- YOUR GOAL: From the records below, pull each line that has "Бамбуковые".

——

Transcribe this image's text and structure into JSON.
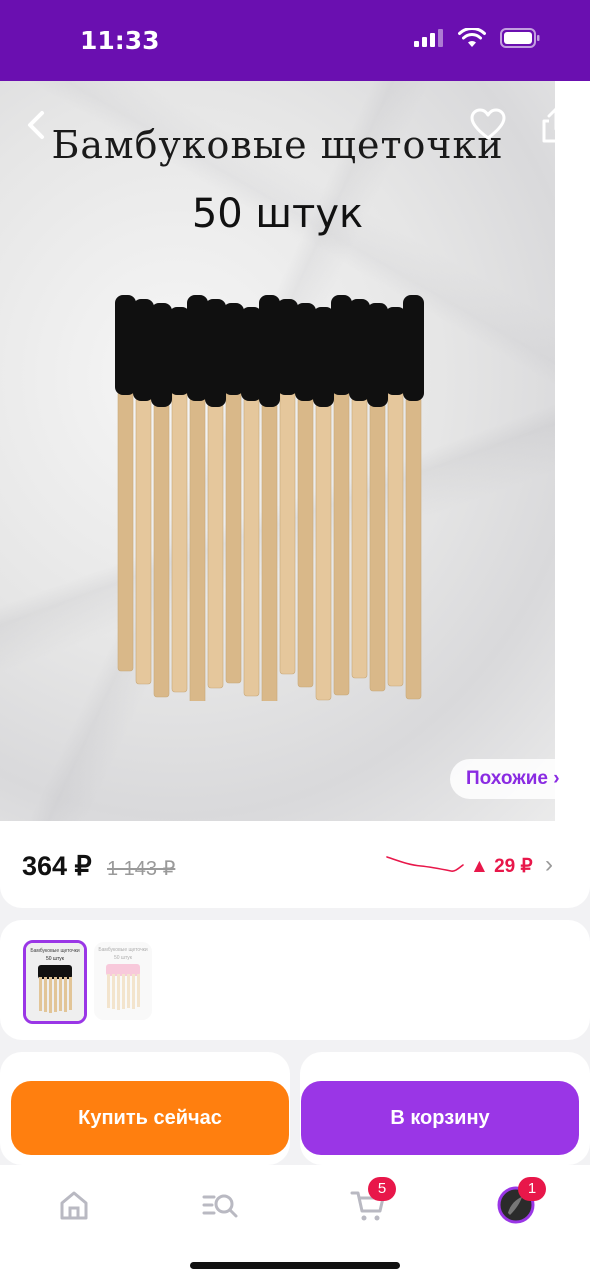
{
  "status": {
    "time": "11:33"
  },
  "product": {
    "image_title": "Бамбуковые щеточки",
    "image_subtitle": "50 штук",
    "similar_label": "Похожие ›"
  },
  "price": {
    "current": "364 ₽",
    "old": "1 143 ₽",
    "change": "▲ 29 ₽"
  },
  "thumbs": {
    "first_title": "Бамбуковые щеточки",
    "first_sub": "50 штук",
    "second_title": "Бамбуковые щеточки",
    "second_sub": "50 штук"
  },
  "actions": {
    "buy_now": "Купить сейчас",
    "add_to_cart": "В корзину"
  },
  "tabbar": {
    "cart_badge": "5",
    "profile_badge": "1"
  },
  "colors": {
    "brand_purple": "#9a36e6",
    "status_purple": "#6a0fb0",
    "buy_orange": "#ff7f0f",
    "price_change_red": "#e8174a"
  }
}
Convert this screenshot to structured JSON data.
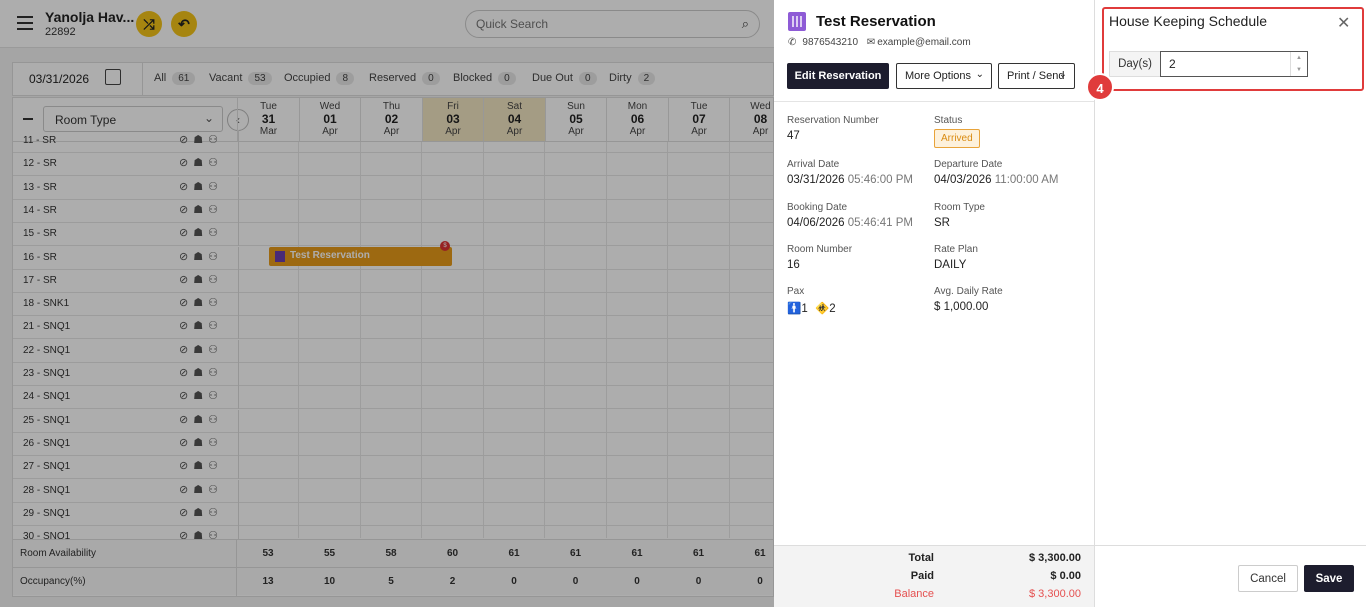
{
  "app": {
    "property_name": "Yanolja Hav...",
    "property_id": "22892",
    "search_placeholder": "Quick Search"
  },
  "filters": {
    "date": "03/31/2026",
    "chips": [
      {
        "label": "All",
        "count": "61"
      },
      {
        "label": "Vacant",
        "count": "53"
      },
      {
        "label": "Occupied",
        "count": "8"
      },
      {
        "label": "Reserved",
        "count": "0"
      },
      {
        "label": "Blocked",
        "count": "0"
      },
      {
        "label": "Due Out",
        "count": "0"
      },
      {
        "label": "Dirty",
        "count": "2"
      }
    ]
  },
  "grid": {
    "room_type_select": "Room Type",
    "days": [
      {
        "dow": "Tue",
        "day": "31",
        "mon": "Mar",
        "weekend": false
      },
      {
        "dow": "Wed",
        "day": "01",
        "mon": "Apr",
        "weekend": false
      },
      {
        "dow": "Thu",
        "day": "02",
        "mon": "Apr",
        "weekend": false
      },
      {
        "dow": "Fri",
        "day": "03",
        "mon": "Apr",
        "weekend": true
      },
      {
        "dow": "Sat",
        "day": "04",
        "mon": "Apr",
        "weekend": true
      },
      {
        "dow": "Sun",
        "day": "05",
        "mon": "Apr",
        "weekend": false
      },
      {
        "dow": "Mon",
        "day": "06",
        "mon": "Apr",
        "weekend": false
      },
      {
        "dow": "Tue",
        "day": "07",
        "mon": "Apr",
        "weekend": false
      },
      {
        "dow": "Wed",
        "day": "08",
        "mon": "Apr",
        "weekend": false
      }
    ],
    "rooms": [
      "11 - SR",
      "12 - SR",
      "13 - SR",
      "14 - SR",
      "15 - SR",
      "16 - SR",
      "17 - SR",
      "18 - SNK1",
      "21 - SNQ1",
      "22 - SNQ1",
      "23 - SNQ1",
      "24 - SNQ1",
      "25 - SNQ1",
      "26 - SNQ1",
      "27 - SNQ1",
      "28 - SNQ1",
      "29 - SNQ1",
      "30 - SNQ1"
    ],
    "reservation_bar": {
      "label": "Test Reservation",
      "badge": "$"
    },
    "availability": {
      "label": "Room Availability",
      "values": [
        "53",
        "55",
        "58",
        "60",
        "61",
        "61",
        "61",
        "61",
        "61"
      ]
    },
    "occupancy": {
      "label": "Occupancy(%)",
      "values": [
        "13",
        "10",
        "5",
        "2",
        "0",
        "0",
        "0",
        "0",
        "0"
      ]
    }
  },
  "reservation": {
    "title": "Test Reservation",
    "phone": "9876543210",
    "email": "example@email.com",
    "buttons": {
      "edit": "Edit Reservation",
      "more": "More Options",
      "print": "Print / Send"
    },
    "fields": {
      "number_label": "Reservation Number",
      "number": "47",
      "status_label": "Status",
      "status": "Arrived",
      "arrival_label": "Arrival Date",
      "arrival_date": "03/31/2026",
      "arrival_time": "05:46:00 PM",
      "departure_label": "Departure Date",
      "departure_date": "04/03/2026",
      "departure_time": "11:00:00 AM",
      "booking_label": "Booking Date",
      "booking_date": "04/06/2026",
      "booking_time": "05:46:41 PM",
      "room_type_label": "Room Type",
      "room_type": "SR",
      "room_number_label": "Room Number",
      "room_number": "16",
      "rate_plan_label": "Rate Plan",
      "rate_plan": "DAILY",
      "pax_label": "Pax",
      "adults": "1",
      "children": "2",
      "adr_label": "Avg. Daily Rate",
      "adr": "$ 1,000.00"
    },
    "totals": {
      "total_label": "Total",
      "total": "$ 3,300.00",
      "paid_label": "Paid",
      "paid": "$ 0.00",
      "balance_label": "Balance",
      "balance": "$ 3,300.00"
    }
  },
  "housekeeping": {
    "title": "House Keeping Schedule",
    "days_label": "Day(s)",
    "days_value": "2",
    "step_badge": "4",
    "cancel": "Cancel",
    "save": "Save"
  },
  "colors": {
    "accent_dark": "#1d1d2e",
    "highlight_red": "#e03b3b",
    "status_orange": "#e8a33a",
    "reservation_bar": "#e89b1a"
  }
}
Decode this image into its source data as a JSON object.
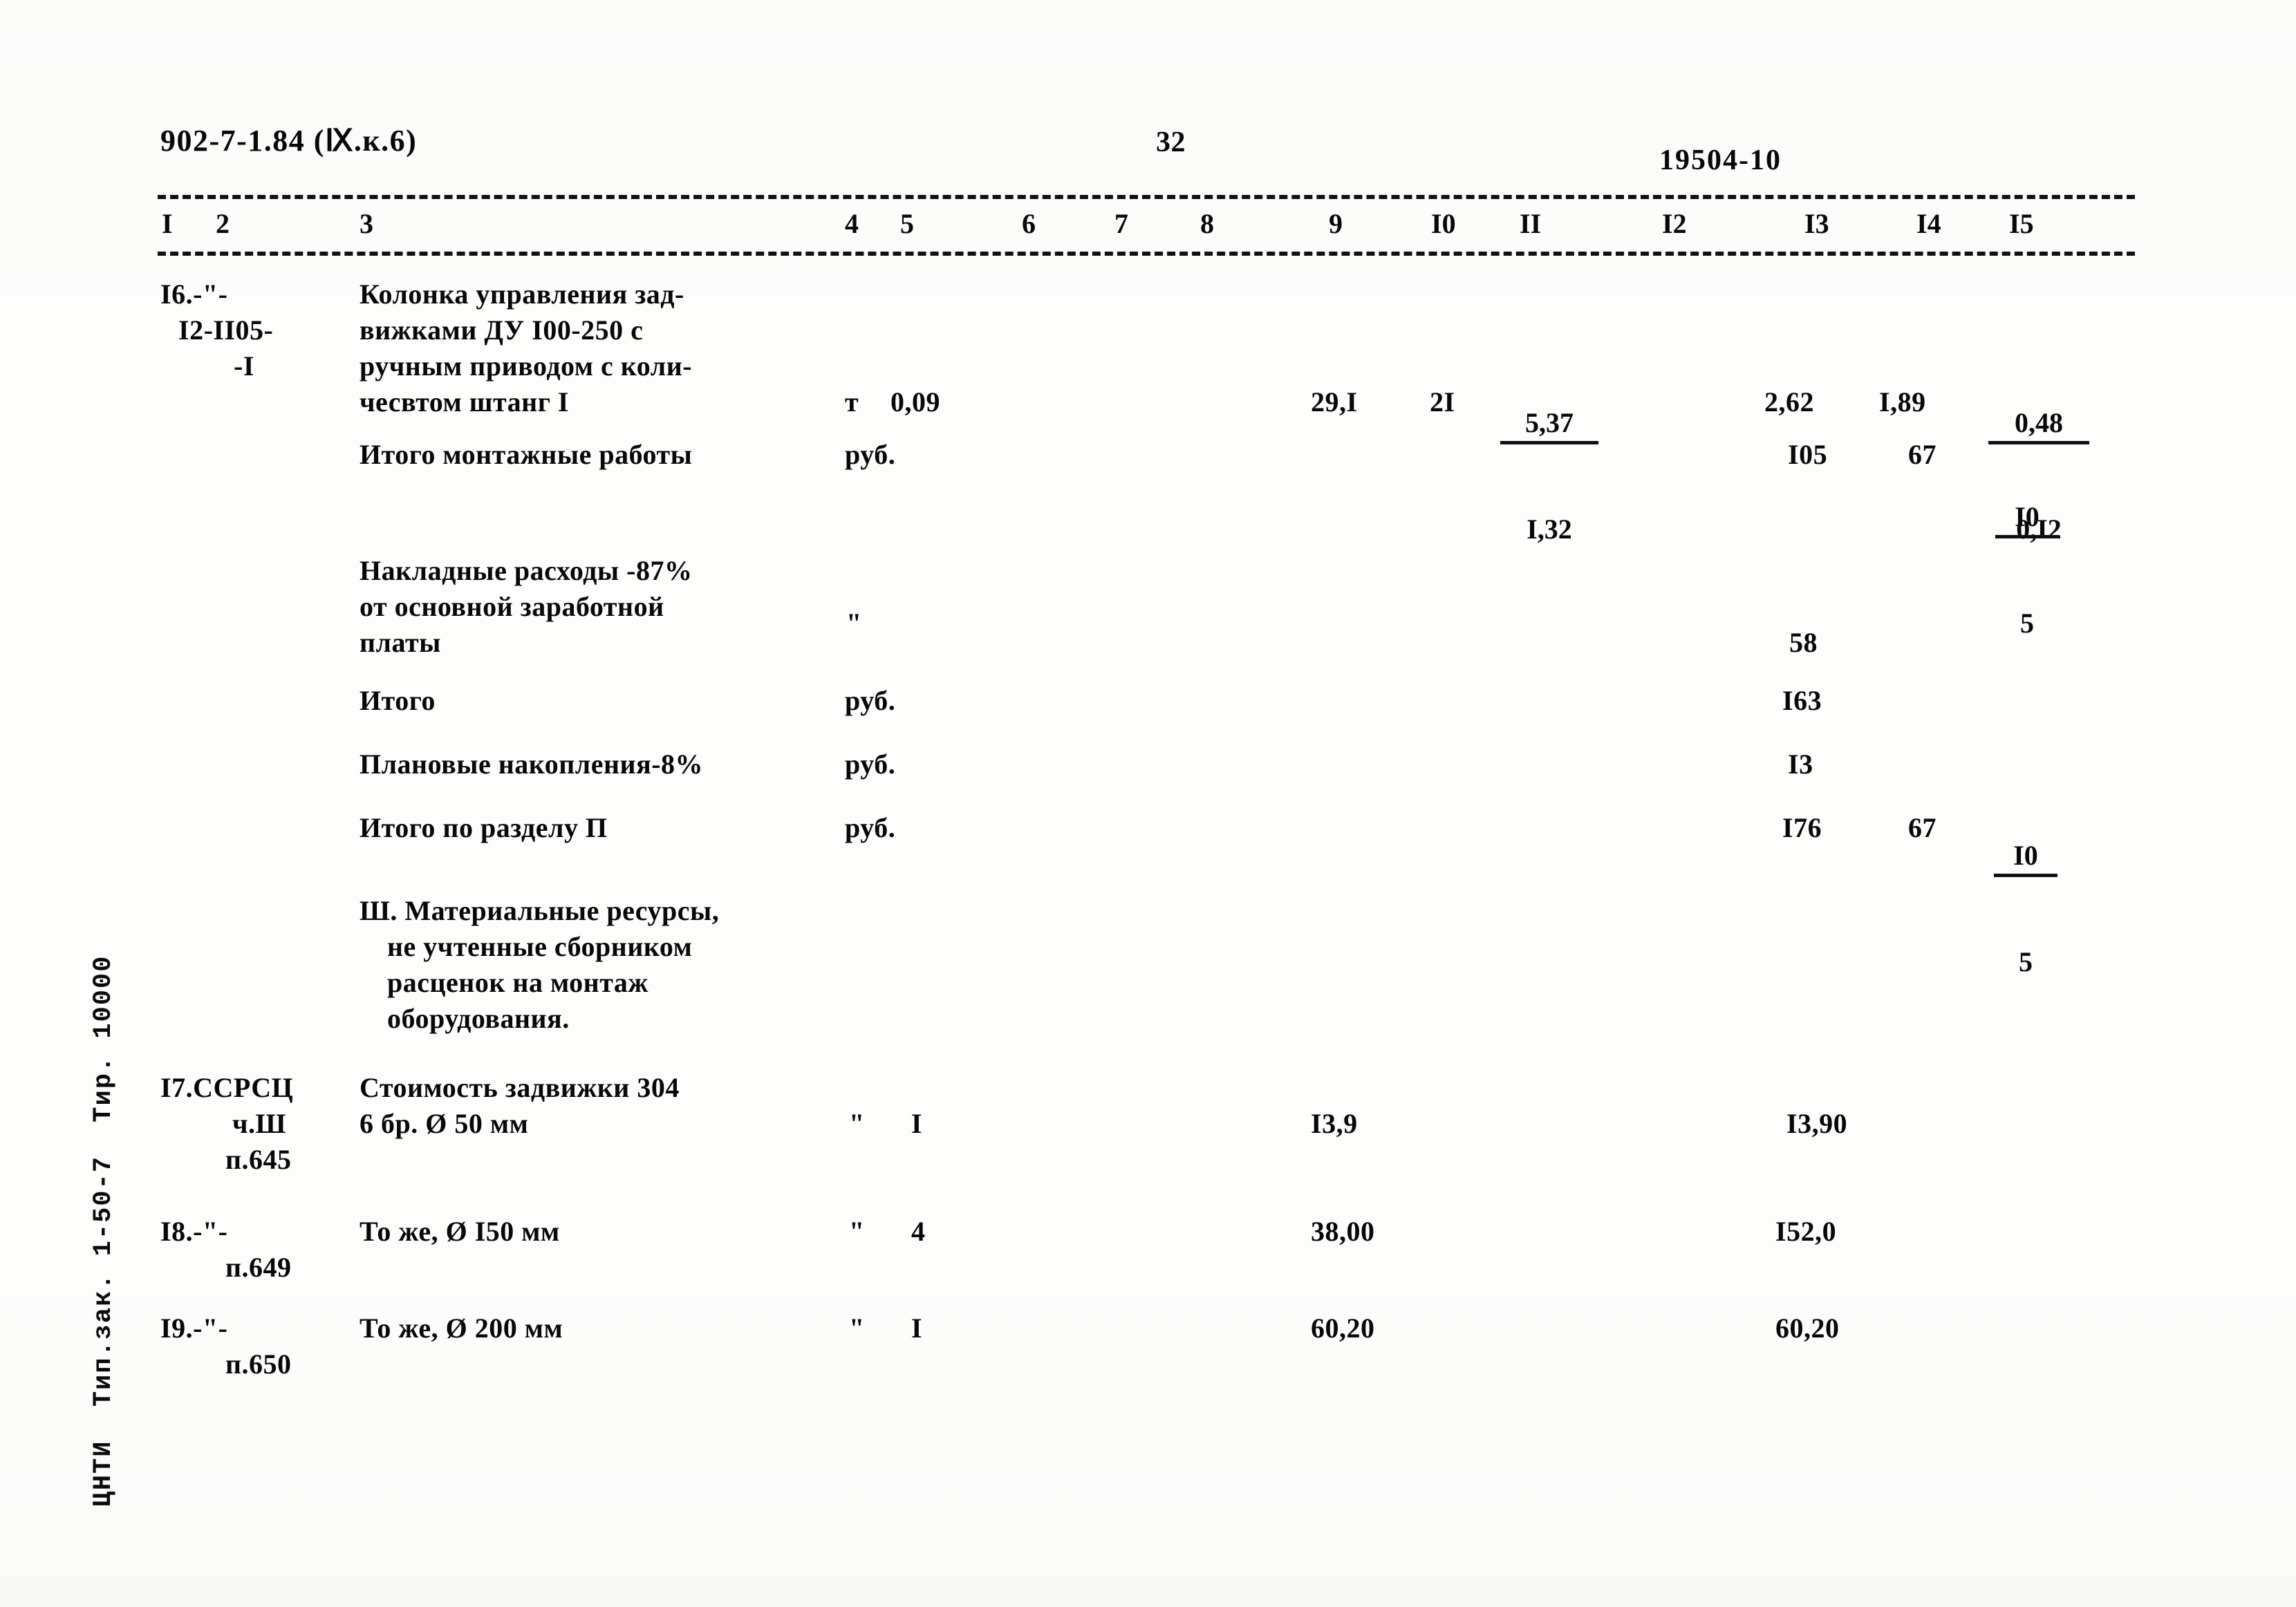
{
  "header": {
    "document_code": "902-7-1.84 (Ⅸ.к.6)",
    "page_number": "32",
    "sheet_code": "19504-10"
  },
  "columns": [
    {
      "id": "1",
      "label": "I"
    },
    {
      "id": "2",
      "label": "2"
    },
    {
      "id": "3",
      "label": "3"
    },
    {
      "id": "4",
      "label": "4"
    },
    {
      "id": "5",
      "label": "5"
    },
    {
      "id": "6",
      "label": "6"
    },
    {
      "id": "7",
      "label": "7"
    },
    {
      "id": "8",
      "label": "8"
    },
    {
      "id": "9",
      "label": "9"
    },
    {
      "id": "10",
      "label": "I0"
    },
    {
      "id": "11",
      "label": "II"
    },
    {
      "id": "12",
      "label": "I2"
    },
    {
      "id": "13",
      "label": "I3"
    },
    {
      "id": "14",
      "label": "I4"
    },
    {
      "id": "15",
      "label": "I5"
    }
  ],
  "rows": {
    "row16": {
      "number": "I6.-\"-",
      "code_line2": "I2-II05-",
      "code_line3": "-I",
      "description_l1": "Колонка управления зад-",
      "description_l2": "вижками ДУ I00-250 с",
      "description_l3": "ручным приводом с коли-",
      "description_l4": "чесвтом штанг I",
      "unit": "т",
      "quantity": "0,09",
      "col9": "29,I",
      "col10": "2I",
      "col11_top": "5,37",
      "col11_bottom": "I,32",
      "col13": "2,62",
      "col14": "I,89",
      "col15_top": "0,48",
      "col15_bottom": "0,I2"
    },
    "total_install": {
      "description": "Итого монтажные работы",
      "unit": "руб.",
      "col13": "I05",
      "col14": "67",
      "col15_top": "I0",
      "col15_bottom": "5"
    },
    "overhead": {
      "description_l1": "Накладные расходы -87%",
      "description_l2": "от основной заработной",
      "description_l3": "платы",
      "unit": "\"",
      "col13": "58"
    },
    "subtotal": {
      "description": "Итого",
      "unit": "руб.",
      "col13": "I63"
    },
    "planned_savings": {
      "description": "Плановые накопления-8%",
      "unit": "руб.",
      "col13": "I3"
    },
    "section_total": {
      "description": "Итого по разделу П",
      "unit": "руб.",
      "col13": "I76",
      "col14": "67",
      "col15_top": "I0",
      "col15_bottom": "5"
    },
    "section3_heading": {
      "line1": "Ш. Материальные ресурсы,",
      "line2": "не учтенные сборником",
      "line3": "расценок на монтаж",
      "line4": "оборудования."
    },
    "row17": {
      "number": "I7.ССРСЦ",
      "code_line2": "ч.Ш",
      "code_line3": "п.645",
      "description_l1": "Стоимость задвижки 304",
      "description_l2": "6 бр. Ø 50 мм",
      "unit": "\"",
      "quantity": "I",
      "col9": "I3,9",
      "col13": "I3,90"
    },
    "row18": {
      "number": "I8.-\"-",
      "code_line2": "п.649",
      "description_l1": "То же, Ø I50 мм",
      "unit": "\"",
      "quantity": "4",
      "col9": "38,00",
      "col13": "I52,0"
    },
    "row19": {
      "number": "I9.-\"-",
      "code_line2": "п.650",
      "description_l1": "То же, Ø 200 мм",
      "unit": "\"",
      "quantity": "I",
      "col9": "60,20",
      "col13": "60,20"
    }
  },
  "footer": {
    "imprint": "ЦНТИ  Тип.зак. 1-50-7  Тир. 10000"
  }
}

——

- RESPONSE:
    "image_title": "Бамбуковые щеточки",
    "first_title": "Бамбуковые щеточки",
    "second_title": "Бамбуковые щеточки",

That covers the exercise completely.